**PROBLEM TO SOLVE**
Repeat every record below exactly, omitting any pictures.

**SOURCE RECORDS**
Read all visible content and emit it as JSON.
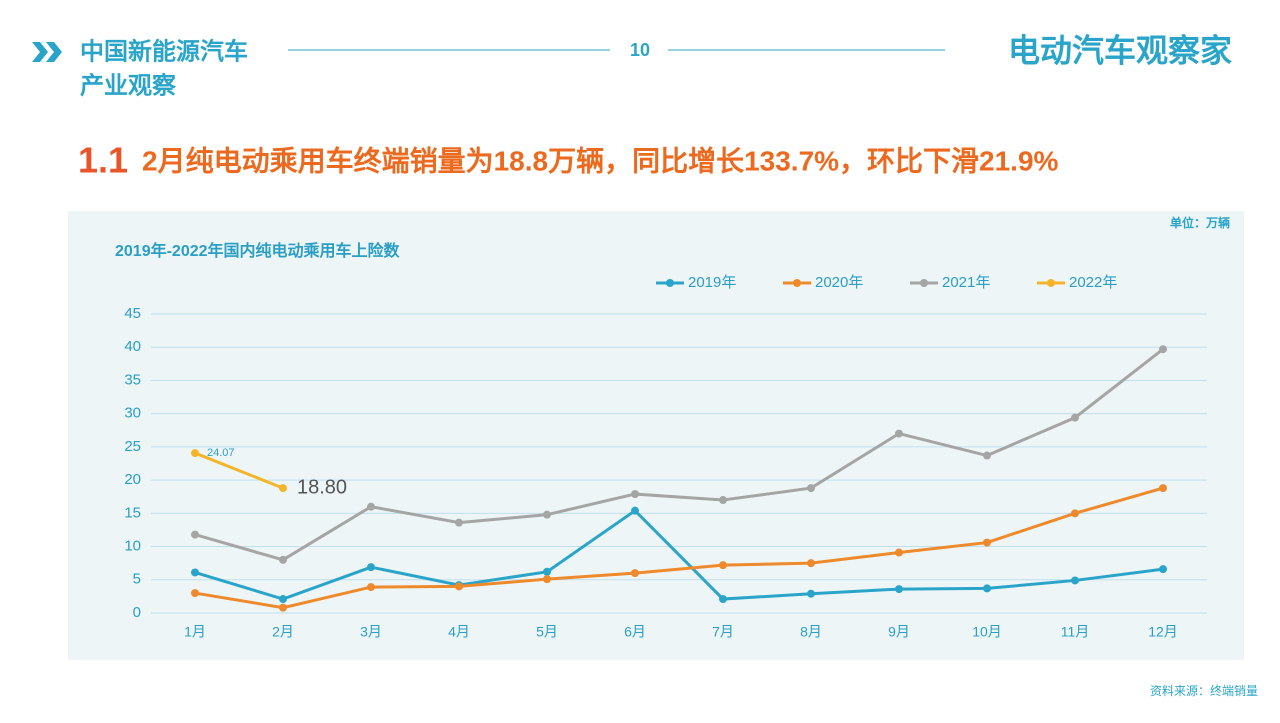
{
  "header": {
    "title_line1": "中国新能源汽车",
    "title_line2": "产业观察",
    "page_number": "10",
    "brand": "电动汽车观察家"
  },
  "heading": {
    "number": "1.1",
    "text": "2月纯电动乘用车终端销量为18.8万辆，同比增长133.7%，环比下滑21.9%"
  },
  "chart_data": {
    "type": "line",
    "title": "2019年-2022年国内纯电动乘用车上险数",
    "unit": "单位：万辆",
    "categories": [
      "1月",
      "2月",
      "3月",
      "4月",
      "5月",
      "6月",
      "7月",
      "8月",
      "9月",
      "10月",
      "11月",
      "12月"
    ],
    "series": [
      {
        "name": "2019年",
        "color": "#2aa5c9",
        "values": [
          6.1,
          2.1,
          6.9,
          4.2,
          6.2,
          15.4,
          2.1,
          2.9,
          3.6,
          3.7,
          4.9,
          6.6
        ]
      },
      {
        "name": "2020年",
        "color": "#ee8a2b",
        "values": [
          3.0,
          0.8,
          3.9,
          4.0,
          5.1,
          6.0,
          7.2,
          7.5,
          9.1,
          10.6,
          15.0,
          18.8
        ]
      },
      {
        "name": "2021年",
        "color": "#a5a5a5",
        "values": [
          11.8,
          8.0,
          16.0,
          13.6,
          14.8,
          17.9,
          17.0,
          18.8,
          27.0,
          23.7,
          29.4,
          39.7
        ]
      },
      {
        "name": "2022年",
        "color": "#f5b52a",
        "values": [
          24.07,
          18.8,
          null,
          null,
          null,
          null,
          null,
          null,
          null,
          null,
          null,
          null
        ],
        "value_labels": [
          "24.07",
          "18.80",
          null,
          null,
          null,
          null,
          null,
          null,
          null,
          null,
          null,
          null
        ]
      }
    ],
    "ylim": [
      0,
      45
    ],
    "yticks": [
      0,
      5,
      10,
      15,
      20,
      25,
      30,
      35,
      40,
      45
    ],
    "grid": true,
    "legend": "top"
  },
  "source": "资料来源：终端销量"
}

**FINISHED ANSWER**
Read all visible content and emit it as JSON.
{
  "header": {
    "title_line1": "中国新能源汽车",
    "title_line2": "产业观察",
    "page_number": "10",
    "brand": "电动汽车观察家"
  },
  "heading": {
    "number": "1.1",
    "text": "2月纯电动乘用车终端销量为18.8万辆，同比增长133.7%，环比下滑21.9%"
  },
  "chart_data": {
    "type": "line",
    "title": "2019年-2022年国内纯电动乘用车上险数",
    "unit": "单位：万辆",
    "categories": [
      "1月",
      "2月",
      "3月",
      "4月",
      "5月",
      "6月",
      "7月",
      "8月",
      "9月",
      "10月",
      "11月",
      "12月"
    ],
    "series": [
      {
        "name": "2019年",
        "color": "#2aa5c9",
        "values": [
          6.1,
          2.1,
          6.9,
          4.2,
          6.2,
          15.4,
          2.1,
          2.9,
          3.6,
          3.7,
          4.9,
          6.6
        ]
      },
      {
        "name": "2020年",
        "color": "#ee8a2b",
        "values": [
          3.0,
          0.8,
          3.9,
          4.0,
          5.1,
          6.0,
          7.2,
          7.5,
          9.1,
          10.6,
          15.0,
          18.8
        ]
      },
      {
        "name": "2021年",
        "color": "#a5a5a5",
        "values": [
          11.8,
          8.0,
          16.0,
          13.6,
          14.8,
          17.9,
          17.0,
          18.8,
          27.0,
          23.7,
          29.4,
          39.7
        ]
      },
      {
        "name": "2022年",
        "color": "#f5b52a",
        "values": [
          24.07,
          18.8,
          null,
          null,
          null,
          null,
          null,
          null,
          null,
          null,
          null,
          null
        ],
        "value_labels": [
          "24.07",
          "18.80",
          null,
          null,
          null,
          null,
          null,
          null,
          null,
          null,
          null,
          null
        ]
      }
    ],
    "ylim": [
      0,
      45
    ],
    "yticks": [
      0,
      5,
      10,
      15,
      20,
      25,
      30,
      35,
      40,
      45
    ],
    "grid": true,
    "legend": "top"
  },
  "source": "资料来源：终端销量"
}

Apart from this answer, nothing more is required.